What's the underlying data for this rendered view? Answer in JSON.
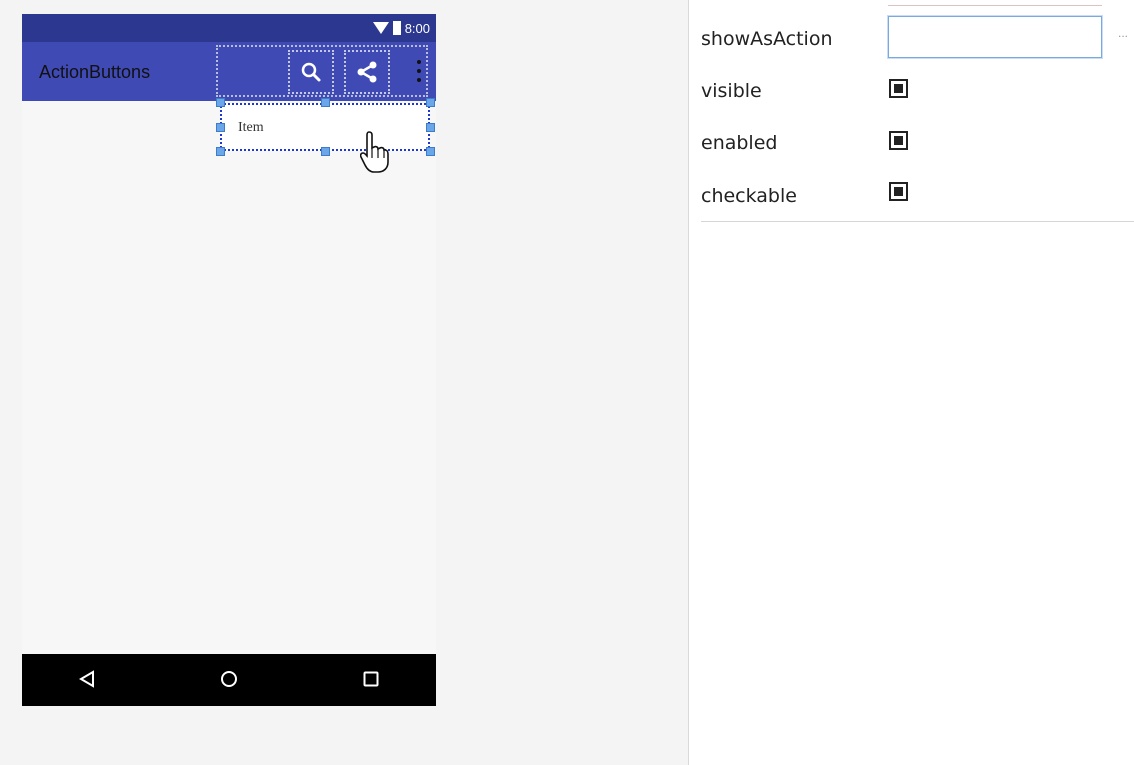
{
  "phone": {
    "status_time": "8:00",
    "app_title": "ActionButtons",
    "actions": {
      "search": "search-icon",
      "share": "share-icon",
      "overflow": "overflow-menu-icon"
    },
    "menu_item_label": "Item",
    "colors": {
      "status_bar": "#2c3790",
      "toolbar": "#3f4ab5",
      "selection": "#1c38d0",
      "nav_bar": "#000000"
    }
  },
  "properties": {
    "rows": [
      {
        "label": "showAsAction",
        "type": "text",
        "value": ""
      },
      {
        "label": "visible",
        "type": "checkbox",
        "checked": true
      },
      {
        "label": "enabled",
        "type": "checkbox",
        "checked": true
      },
      {
        "label": "checkable",
        "type": "checkbox",
        "checked": true
      }
    ],
    "ellipsis": "..."
  }
}
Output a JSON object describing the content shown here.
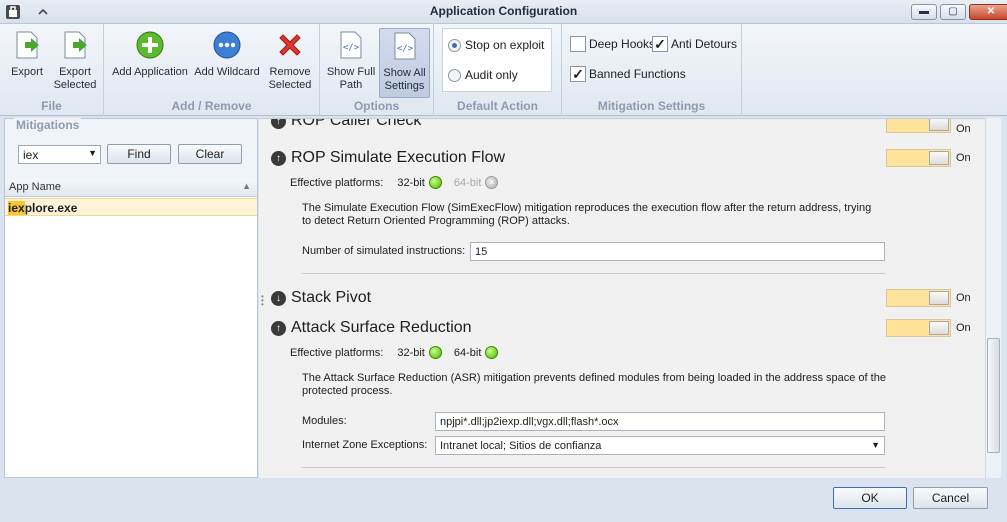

————

**DIRECTION**
Copy the listing word for word, excluding its pictures.

**SOLUTION BELOW**
What's the underlying data for this rendered view? Answer in JSON.
{
  "phone": {
    "status_time": "8:00",
    "app_title": "ActionButtons",
    "actions": {
      "search": "search-icon",
      "share": "share-icon",
      "overflow": "overflow-menu-icon"
    },
    "menu_item_label": "Item",
    "colors": {
      "status_bar": "#2c3790",
      "toolbar": "#3f4ab5",
      "selection": "#1c38d0",
      "nav_bar": "#000000"
    }
  },
  "properties": {
    "rows": [
      {
        "label": "showAsAction",
        "type": "text",
        "value": ""
      },
      {
        "label": "visible",
        "type": "checkbox",
        "checked": true
      },
      {
        "label": "enabled",
        "type": "checkbox",
        "checked": true
      },
      {
        "label": "checkable",
        "type": "checkbox",
        "checked": true
      }
    ],
    "ellipsis": "..."
  }
}
Output a JSON object describing the content shown here.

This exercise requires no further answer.